DATA FOR THIS TASK
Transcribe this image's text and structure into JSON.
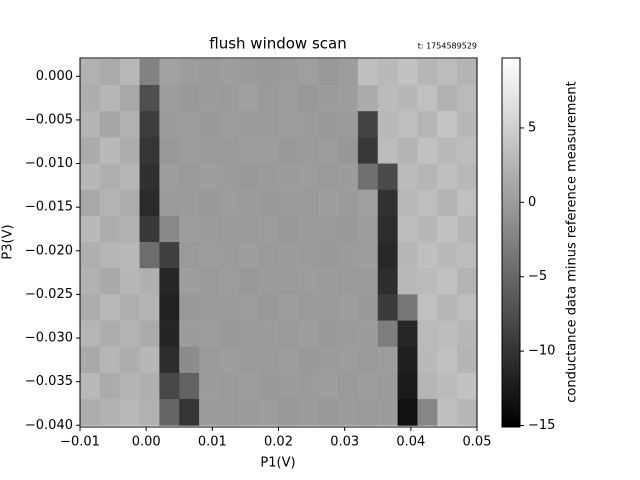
{
  "chart_data": {
    "type": "heatmap",
    "title": "flush window scan",
    "annotation": "t: 1754589529",
    "xlabel": "P1(V)",
    "ylabel": "P3(V)",
    "colorbar_label": "conductance data minus reference measurement",
    "colormap": [
      "#000000",
      "#ffffff"
    ],
    "xlim": [
      -0.01,
      0.05
    ],
    "ylim": [
      -0.0402,
      0.0021
    ],
    "clim": [
      -15.1,
      9.7
    ],
    "xticks": [
      {
        "value": -0.01,
        "label": "−0.01"
      },
      {
        "value": 0,
        "label": "0.00"
      },
      {
        "value": 0.01,
        "label": "0.01"
      },
      {
        "value": 0.02,
        "label": "0.02"
      },
      {
        "value": 0.03,
        "label": "0.03"
      },
      {
        "value": 0.04,
        "label": "0.04"
      },
      {
        "value": 0.05,
        "label": "0.05"
      }
    ],
    "yticks": [
      {
        "value": 0,
        "label": "0.000"
      },
      {
        "value": -0.005,
        "label": "−0.005"
      },
      {
        "value": -0.01,
        "label": "−0.010"
      },
      {
        "value": -0.015,
        "label": "−0.015"
      },
      {
        "value": -0.02,
        "label": "−0.020"
      },
      {
        "value": -0.025,
        "label": "−0.025"
      },
      {
        "value": -0.03,
        "label": "−0.030"
      },
      {
        "value": -0.035,
        "label": "−0.035"
      },
      {
        "value": -0.04,
        "label": "−0.040"
      }
    ],
    "cticks": [
      5,
      0,
      {
        "value": -5,
        "label": "−5"
      },
      {
        "value": -10,
        "label": "−10"
      },
      {
        "value": -15,
        "label": "−15"
      }
    ],
    "x": [
      -0.0085,
      -0.0055,
      -0.0025,
      0.0005,
      0.0035,
      0.0065,
      0.0095,
      0.0125,
      0.0155,
      0.0185,
      0.0215,
      0.0245,
      0.0275,
      0.0305,
      0.0335,
      0.0365,
      0.0395,
      0.0425,
      0.0455,
      0.0485
    ],
    "y": [
      0.0005,
      -0.0025,
      -0.0055,
      -0.0085,
      -0.0115,
      -0.0145,
      -0.0175,
      -0.0205,
      -0.0235,
      -0.0265,
      -0.0295,
      -0.0325,
      -0.0355,
      -0.0385
    ],
    "values": [
      [
        2.1,
        1.4,
        2.8,
        -2.5,
        0.6,
        0.2,
        -0.1,
        0.3,
        0.0,
        -0.2,
        0.1,
        0.4,
        -0.3,
        0.2,
        3.5,
        2.9,
        3.8,
        2.6,
        3.2,
        2.4
      ],
      [
        1.8,
        2.6,
        1.2,
        -7.5,
        0.3,
        -0.2,
        0.1,
        0.0,
        0.4,
        -0.1,
        0.2,
        -0.3,
        0.1,
        0.3,
        1.5,
        3.1,
        2.7,
        3.6,
        2.2,
        3.0
      ],
      [
        2.4,
        1.1,
        2.2,
        -9.2,
        0.1,
        0.3,
        -0.2,
        0.2,
        -0.1,
        0.0,
        0.3,
        0.1,
        -0.2,
        0.0,
        -8.5,
        2.8,
        3.4,
        2.5,
        3.9,
        2.7
      ],
      [
        1.5,
        2.9,
        1.7,
        -9.8,
        -0.3,
        0.2,
        0.0,
        -0.1,
        0.2,
        0.3,
        -0.2,
        0.0,
        0.2,
        -0.4,
        -9.6,
        3.2,
        2.4,
        3.7,
        2.9,
        3.3
      ],
      [
        2.7,
        1.9,
        2.5,
        -10.4,
        0.2,
        -0.1,
        0.3,
        0.1,
        -0.3,
        0.0,
        0.1,
        0.2,
        -0.1,
        0.1,
        -4.2,
        -7.8,
        3.1,
        2.6,
        3.5,
        2.8
      ],
      [
        1.2,
        2.3,
        1.6,
        -10.9,
        0.0,
        0.1,
        -0.2,
        0.2,
        0.1,
        -0.2,
        0.0,
        -0.1,
        0.3,
        0.0,
        0.4,
        -10.2,
        2.9,
        3.4,
        2.4,
        3.6
      ],
      [
        2.9,
        1.6,
        2.1,
        -9.6,
        -1.8,
        0.2,
        0.1,
        -0.1,
        0.0,
        0.2,
        -0.3,
        0.1,
        0.0,
        -0.2,
        0.2,
        -10.8,
        3.3,
        2.7,
        3.8,
        2.5
      ],
      [
        1.9,
        2.5,
        2.8,
        -4.5,
        -8.9,
        -0.1,
        0.2,
        0.0,
        0.3,
        -0.1,
        0.1,
        0.0,
        -0.2,
        0.1,
        0.3,
        -11.2,
        2.6,
        3.5,
        2.9,
        3.2
      ],
      [
        2.2,
        1.3,
        2.6,
        2.0,
        -11.3,
        0.3,
        -0.1,
        0.2,
        -0.2,
        0.1,
        0.0,
        0.2,
        0.1,
        -0.1,
        0.0,
        -10.6,
        2.8,
        3.1,
        3.7,
        2.3
      ],
      [
        1.6,
        2.8,
        1.9,
        2.4,
        -11.8,
        -0.2,
        0.0,
        0.1,
        0.2,
        -0.3,
        0.2,
        -0.1,
        0.0,
        0.3,
        -0.2,
        -9.4,
        -3.5,
        3.6,
        2.5,
        3.4
      ],
      [
        2.5,
        1.7,
        2.3,
        1.4,
        -11.5,
        0.1,
        0.2,
        -0.2,
        0.0,
        0.1,
        -0.1,
        0.3,
        -0.2,
        0.0,
        0.1,
        -2.8,
        -11.4,
        3.0,
        3.3,
        2.7
      ],
      [
        1.3,
        2.6,
        1.8,
        2.7,
        -10.7,
        -1.5,
        -0.1,
        0.3,
        -0.1,
        0.0,
        0.2,
        -0.2,
        0.1,
        0.2,
        -0.1,
        0.2,
        -12.1,
        2.9,
        3.6,
        2.4
      ],
      [
        2.8,
        1.5,
        2.4,
        1.9,
        -8.2,
        -5.6,
        0.1,
        0.0,
        0.2,
        -0.2,
        0.1,
        0.0,
        0.3,
        -0.1,
        0.2,
        0.0,
        -12.6,
        2.5,
        3.1,
        3.8
      ],
      [
        1.7,
        2.2,
        2.9,
        2.1,
        -5.3,
        -9.9,
        0.0,
        -0.1,
        0.1,
        0.2,
        -0.2,
        0.1,
        -0.3,
        0.0,
        -0.1,
        0.1,
        -13.4,
        -2.1,
        3.4,
        2.6
      ]
    ]
  }
}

THE TASK
Reproduce the listing above exactly, excluding all pictures.

RESULT BELOW
Transcribe this image's text and structure into JSON.
{
  "chart_data": {
    "type": "heatmap",
    "title": "flush window scan",
    "annotation": "t: 1754589529",
    "xlabel": "P1(V)",
    "ylabel": "P3(V)",
    "colorbar_label": "conductance data minus reference measurement",
    "colormap": [
      "#000000",
      "#ffffff"
    ],
    "xlim": [
      -0.01,
      0.05
    ],
    "ylim": [
      -0.0402,
      0.0021
    ],
    "clim": [
      -15.1,
      9.7
    ],
    "xticks": [
      {
        "value": -0.01,
        "label": "−0.01"
      },
      {
        "value": 0,
        "label": "0.00"
      },
      {
        "value": 0.01,
        "label": "0.01"
      },
      {
        "value": 0.02,
        "label": "0.02"
      },
      {
        "value": 0.03,
        "label": "0.03"
      },
      {
        "value": 0.04,
        "label": "0.04"
      },
      {
        "value": 0.05,
        "label": "0.05"
      }
    ],
    "yticks": [
      {
        "value": 0,
        "label": "0.000"
      },
      {
        "value": -0.005,
        "label": "−0.005"
      },
      {
        "value": -0.01,
        "label": "−0.010"
      },
      {
        "value": -0.015,
        "label": "−0.015"
      },
      {
        "value": -0.02,
        "label": "−0.020"
      },
      {
        "value": -0.025,
        "label": "−0.025"
      },
      {
        "value": -0.03,
        "label": "−0.030"
      },
      {
        "value": -0.035,
        "label": "−0.035"
      },
      {
        "value": -0.04,
        "label": "−0.040"
      }
    ],
    "cticks": [
      5,
      0,
      {
        "value": -5,
        "label": "−5"
      },
      {
        "value": -10,
        "label": "−10"
      },
      {
        "value": -15,
        "label": "−15"
      }
    ],
    "x": [
      -0.0085,
      -0.0055,
      -0.0025,
      0.0005,
      0.0035,
      0.0065,
      0.0095,
      0.0125,
      0.0155,
      0.0185,
      0.0215,
      0.0245,
      0.0275,
      0.0305,
      0.0335,
      0.0365,
      0.0395,
      0.0425,
      0.0455,
      0.0485
    ],
    "y": [
      0.0005,
      -0.0025,
      -0.0055,
      -0.0085,
      -0.0115,
      -0.0145,
      -0.0175,
      -0.0205,
      -0.0235,
      -0.0265,
      -0.0295,
      -0.0325,
      -0.0355,
      -0.0385
    ],
    "values": [
      [
        2.1,
        1.4,
        2.8,
        -2.5,
        0.6,
        0.2,
        -0.1,
        0.3,
        0.0,
        -0.2,
        0.1,
        0.4,
        -0.3,
        0.2,
        3.5,
        2.9,
        3.8,
        2.6,
        3.2,
        2.4
      ],
      [
        1.8,
        2.6,
        1.2,
        -7.5,
        0.3,
        -0.2,
        0.1,
        0.0,
        0.4,
        -0.1,
        0.2,
        -0.3,
        0.1,
        0.3,
        1.5,
        3.1,
        2.7,
        3.6,
        2.2,
        3.0
      ],
      [
        2.4,
        1.1,
        2.2,
        -9.2,
        0.1,
        0.3,
        -0.2,
        0.2,
        -0.1,
        0.0,
        0.3,
        0.1,
        -0.2,
        0.0,
        -8.5,
        2.8,
        3.4,
        2.5,
        3.9,
        2.7
      ],
      [
        1.5,
        2.9,
        1.7,
        -9.8,
        -0.3,
        0.2,
        0.0,
        -0.1,
        0.2,
        0.3,
        -0.2,
        0.0,
        0.2,
        -0.4,
        -9.6,
        3.2,
        2.4,
        3.7,
        2.9,
        3.3
      ],
      [
        2.7,
        1.9,
        2.5,
        -10.4,
        0.2,
        -0.1,
        0.3,
        0.1,
        -0.3,
        0.0,
        0.1,
        0.2,
        -0.1,
        0.1,
        -4.2,
        -7.8,
        3.1,
        2.6,
        3.5,
        2.8
      ],
      [
        1.2,
        2.3,
        1.6,
        -10.9,
        0.0,
        0.1,
        -0.2,
        0.2,
        0.1,
        -0.2,
        0.0,
        -0.1,
        0.3,
        0.0,
        0.4,
        -10.2,
        2.9,
        3.4,
        2.4,
        3.6
      ],
      [
        2.9,
        1.6,
        2.1,
        -9.6,
        -1.8,
        0.2,
        0.1,
        -0.1,
        0.0,
        0.2,
        -0.3,
        0.1,
        0.0,
        -0.2,
        0.2,
        -10.8,
        3.3,
        2.7,
        3.8,
        2.5
      ],
      [
        1.9,
        2.5,
        2.8,
        -4.5,
        -8.9,
        -0.1,
        0.2,
        0.0,
        0.3,
        -0.1,
        0.1,
        0.0,
        -0.2,
        0.1,
        0.3,
        -11.2,
        2.6,
        3.5,
        2.9,
        3.2
      ],
      [
        2.2,
        1.3,
        2.6,
        2.0,
        -11.3,
        0.3,
        -0.1,
        0.2,
        -0.2,
        0.1,
        0.0,
        0.2,
        0.1,
        -0.1,
        0.0,
        -10.6,
        2.8,
        3.1,
        3.7,
        2.3
      ],
      [
        1.6,
        2.8,
        1.9,
        2.4,
        -11.8,
        -0.2,
        0.0,
        0.1,
        0.2,
        -0.3,
        0.2,
        -0.1,
        0.0,
        0.3,
        -0.2,
        -9.4,
        -3.5,
        3.6,
        2.5,
        3.4
      ],
      [
        2.5,
        1.7,
        2.3,
        1.4,
        -11.5,
        0.1,
        0.2,
        -0.2,
        0.0,
        0.1,
        -0.1,
        0.3,
        -0.2,
        0.0,
        0.1,
        -2.8,
        -11.4,
        3.0,
        3.3,
        2.7
      ],
      [
        1.3,
        2.6,
        1.8,
        2.7,
        -10.7,
        -1.5,
        -0.1,
        0.3,
        -0.1,
        0.0,
        0.2,
        -0.2,
        0.1,
        0.2,
        -0.1,
        0.2,
        -12.1,
        2.9,
        3.6,
        2.4
      ],
      [
        2.8,
        1.5,
        2.4,
        1.9,
        -8.2,
        -5.6,
        0.1,
        0.0,
        0.2,
        -0.2,
        0.1,
        0.0,
        0.3,
        -0.1,
        0.2,
        0.0,
        -12.6,
        2.5,
        3.1,
        3.8
      ],
      [
        1.7,
        2.2,
        2.9,
        2.1,
        -5.3,
        -9.9,
        0.0,
        -0.1,
        0.1,
        0.2,
        -0.2,
        0.1,
        -0.3,
        0.0,
        -0.1,
        0.1,
        -13.4,
        -2.1,
        3.4,
        2.6
      ]
    ]
  }
}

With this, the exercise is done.